● HOW TO COMPLETE THIS TASK
A word-for-word copy of the data is what's wanted; pictures stay out of it.

● EXERCISE DATA
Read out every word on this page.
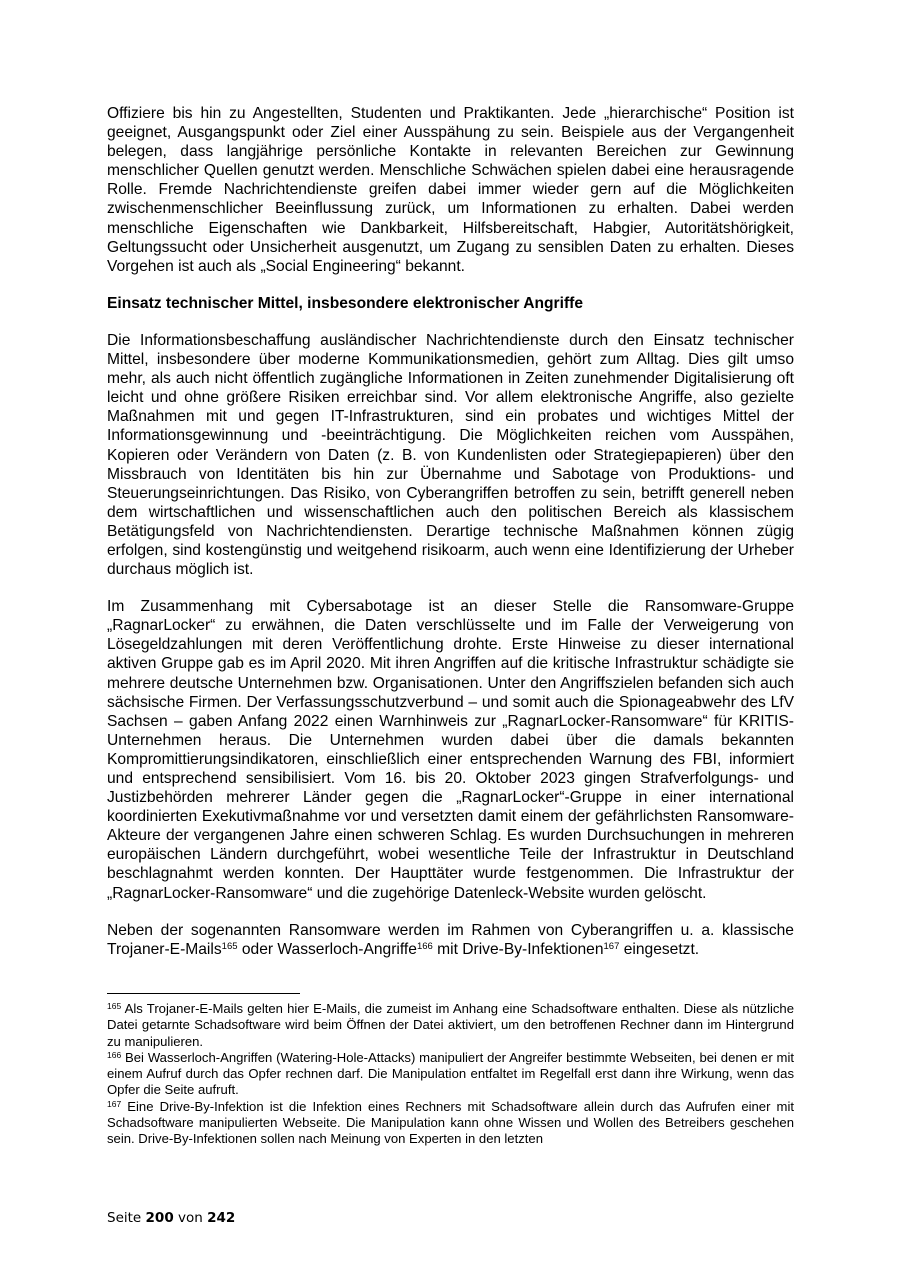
Offiziere bis hin zu Angestellten, Studenten und Praktikanten. Jede „hierarchische“ Position ist geeignet, Ausgangspunkt oder Ziel einer Ausspähung zu sein. Beispiele aus der Vergangenheit belegen, dass langjährige persönliche Kontakte in relevanten Bereichen zur Gewinnung menschlicher Quellen genutzt werden. Menschliche Schwächen spielen dabei eine herausragende Rolle. Fremde Nachrichtendienste greifen dabei immer wieder gern auf die Möglichkeiten zwischenmenschlicher Beeinflussung zurück, um Informationen zu erhalten. Dabei werden menschliche Eigenschaften wie Dankbarkeit, Hilfsbereitschaft, Habgier, Autoritätshörigkeit, Geltungssucht oder Unsicherheit ausgenutzt, um Zugang zu sensiblen Daten zu erhalten. Dieses Vorgehen ist auch als „Social Engineering“ bekannt.

Einsatz technischer Mittel, insbesondere elektronischer Angriffe

Die Informationsbeschaffung ausländischer Nachrichtendienste durch den Einsatz technischer Mittel, insbesondere über moderne Kommunikationsmedien, gehört zum Alltag. Dies gilt umso mehr, als auch nicht öffentlich zugängliche Informationen in Zeiten zunehmender Digitalisierung oft leicht und ohne größere Risiken erreichbar sind. Vor allem elektronische Angriffe, also gezielte Maßnahmen mit und gegen IT-Infrastrukturen, sind ein probates und wichtiges Mittel der Informationsgewinnung und -beeinträchtigung. Die Möglichkeiten reichen vom Ausspähen, Kopieren oder Verändern von Daten (z. B. von Kundenlisten oder Strategiepapieren) über den Missbrauch von Identitäten bis hin zur Übernahme und Sabotage von Produktions- und Steuerungseinrichtungen. Das Risiko, von Cyberangriffen betroffen zu sein, betrifft generell neben dem wirtschaftlichen und wissenschaftlichen auch den politischen Bereich als klassischem Betätigungsfeld von Nachrichtendiensten. Derartige technische Maßnahmen können zügig erfolgen, sind kostengünstig und weitgehend risikoarm, auch wenn eine Identifizierung der Urheber durchaus möglich ist.

Im Zusammenhang mit Cybersabotage ist an dieser Stelle die Ransomware-Gruppe „RagnarLocker“ zu erwähnen, die Daten verschlüsselte und im Falle der Verweigerung von Lösegeldzahlungen mit deren Veröffentlichung drohte. Erste Hinweise zu dieser international aktiven Gruppe gab es im April 2020. Mit ihren Angriffen auf die kritische Infrastruktur schädigte sie mehrere deutsche Unternehmen bzw. Organisationen. Unter den Angriffszielen befanden sich auch sächsische Firmen. Der Verfassungsschutzverbund – und somit auch die Spionageabwehr des LfV Sachsen – gaben Anfang 2022 einen Warnhinweis zur „RagnarLocker-Ransomware“ für KRITIS-Unternehmen heraus. Die Unternehmen wurden dabei über die damals bekannten Kompromittierungsindikatoren, einschließlich einer entsprechenden Warnung des FBI, informiert und entsprechend sensibilisiert. Vom 16. bis 20. Oktober 2023 gingen Strafverfolgungs- und Justizbehörden mehrerer Länder gegen die „RagnarLocker“-Gruppe in einer international koordinierten Exekutivmaßnahme vor und versetzten damit einem der gefährlichsten Ransomware-Akteure der vergangenen Jahre einen schweren Schlag. Es wurden Durchsuchungen in mehreren europäischen Ländern durchgeführt, wobei wesentliche Teile der Infrastruktur in Deutschland beschlagnahmt werden konnten. Der Haupttäter wurde festgenommen. Die Infrastruktur der „RagnarLocker-Ransomware“ und die zugehörige Datenleck-Website wurden gelöscht.

Neben der sogenannten Ransomware werden im Rahmen von Cyberangriffen u. a. klassische Trojaner-E-Mails$^{165}$ oder Wasserloch-Angriffe$^{166}$ mit Drive-By-Infektionen$^{167}$ eingesetzt.

$^{165}$ Als Trojaner-E-Mails gelten hier E-Mails, die zumeist im Anhang eine Schadsoftware enthalten. Diese als nützliche Datei getarnte Schadsoftware wird beim Öffnen der Datei aktiviert, um den betroffenen Rechner dann im Hintergrund zu manipulieren.

$^{166}$ Bei Wasserloch-Angriffen (Watering-Hole-Attacks) manipuliert der Angreifer bestimmte Webseiten, bei denen er mit einem Aufruf durch das Opfer rechnen darf. Die Manipulation entfaltet im Regelfall erst dann ihre Wirkung, wenn das Opfer die Seite aufruft.

$^{167}$ Eine Drive-By-Infektion ist die Infektion eines Rechners mit Schadsoftware allein durch das Aufrufen einer mit Schadsoftware manipulierten Webseite. Die Manipulation kann ohne Wissen und Wollen des Betreibers geschehen sein. Drive-By-Infektionen sollen nach Meinung von Experten in den letzten

Seite 200 von 242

● REPLY
Read out every word on this page.
Offiziere bis hin zu Angestellten, Studenten und Praktikanten. Jede „hierarchische“ Position ist geeignet, Ausgangspunkt oder Ziel einer Ausspähung zu sein. Beispiele aus der Vergangenheit belegen, dass langjährige persönliche Kontakte in relevanten Bereichen zur Gewinnung menschlicher Quellen genutzt werden. Menschliche Schwächen spielen dabei eine herausragende Rolle. Fremde Nachrichtendienste greifen dabei immer wieder gern auf die Möglichkeiten zwischenmenschlicher Beeinflussung zurück, um Informationen zu erhalten. Dabei werden menschliche Eigenschaften wie Dankbarkeit, Hilfsbereitschaft, Habgier, Autoritätshörigkeit, Geltungssucht oder Unsicherheit ausgenutzt, um Zugang zu sensiblen Daten zu erhalten. Dieses Vorgehen ist auch als „Social Engineering“ bekannt.

Einsatz technischer Mittel, insbesondere elektronischer Angriffe

Die Informationsbeschaffung ausländischer Nachrichtendienste durch den Einsatz technischer Mittel, insbesondere über moderne Kommunikationsmedien, gehört zum Alltag. Dies gilt umso mehr, als auch nicht öffentlich zugängliche Informationen in Zeiten zunehmender Digitalisierung oft leicht und ohne größere Risiken erreichbar sind. Vor allem elektronische Angriffe, also gezielte Maßnahmen mit und gegen IT-Infrastrukturen, sind ein probates und wichtiges Mittel der Informationsgewinnung und -beeinträchtigung. Die Möglichkeiten reichen vom Ausspähen, Kopieren oder Verändern von Daten (z. B. von Kundenlisten oder Strategiepapieren) über den Missbrauch von Identitäten bis hin zur Übernahme und Sabotage von Produktions- und Steuerungseinrichtungen. Das Risiko, von Cyberangriffen betroffen zu sein, betrifft generell neben dem wirtschaftlichen und wissenschaftlichen auch den politischen Bereich als klassischem Betätigungsfeld von Nachrichtendiensten. Derartige technische Maßnahmen können zügig erfolgen, sind kostengünstig und weitgehend risikoarm, auch wenn eine Identifizierung der Urheber durchaus möglich ist.

Im Zusammenhang mit Cybersabotage ist an dieser Stelle die Ransomware-Gruppe „RagnarLocker“ zu erwähnen, die Daten verschlüsselte und im Falle der Verweigerung von Lösegeldzahlungen mit deren Veröffentlichung drohte. Erste Hinweise zu dieser international aktiven Gruppe gab es im April 2020. Mit ihren Angriffen auf die kritische Infrastruktur schädigte sie mehrere deutsche Unternehmen bzw. Organisationen. Unter den Angriffszielen befanden sich auch sächsische Firmen. Der Verfassungsschutzverbund – und somit auch die Spionageabwehr des LfV Sachsen – gaben Anfang 2022 einen Warnhinweis zur „RagnarLocker-Ransomware“ für KRITIS-Unternehmen heraus. Die Unternehmen wurden dabei über die damals bekannten Kompromittierungsindikatoren, einschließlich einer entsprechenden Warnung des FBI, informiert und entsprechend sensibilisiert. Vom 16. bis 20. Oktober 2023 gingen Strafverfolgungs- und Justizbehörden mehrerer Länder gegen die „RagnarLocker“-Gruppe in einer international koordinierten Exekutivmaßnahme vor und versetzten damit einem der gefährlichsten Ransomware-Akteure der vergangenen Jahre einen schweren Schlag. Es wurden Durchsuchungen in mehreren europäischen Ländern durchgeführt, wobei wesentliche Teile der Infrastruktur in Deutschland beschlagnahmt werden konnten. Der Haupttäter wurde festgenommen. Die Infrastruktur der „RagnarLocker-Ransomware“ und die zugehörige Datenleck-Website wurden gelöscht.

Neben der sogenannten Ransomware werden im Rahmen von Cyberangriffen u. a. klassische Trojaner-E-Mails$^{165}$ oder Wasserloch-Angriffe$^{166}$ mit Drive-By-Infektionen$^{167}$ eingesetzt.

$^{165}$ Als Trojaner-E-Mails gelten hier E-Mails, die zumeist im Anhang eine Schadsoftware enthalten. Diese als nützliche Datei getarnte Schadsoftware wird beim Öffnen der Datei aktiviert, um den betroffenen Rechner dann im Hintergrund zu manipulieren.

$^{166}$ Bei Wasserloch-Angriffen (Watering-Hole-Attacks) manipuliert der Angreifer bestimmte Webseiten, bei denen er mit einem Aufruf durch das Opfer rechnen darf. Die Manipulation entfaltet im Regelfall erst dann ihre Wirkung, wenn das Opfer die Seite aufruft.

$^{167}$ Eine Drive-By-Infektion ist die Infektion eines Rechners mit Schadsoftware allein durch das Aufrufen einer mit Schadsoftware manipulierten Webseite. Die Manipulation kann ohne Wissen und Wollen des Betreibers geschehen sein. Drive-By-Infektionen sollen nach Meinung von Experten in den letzten

Seite 200 von 242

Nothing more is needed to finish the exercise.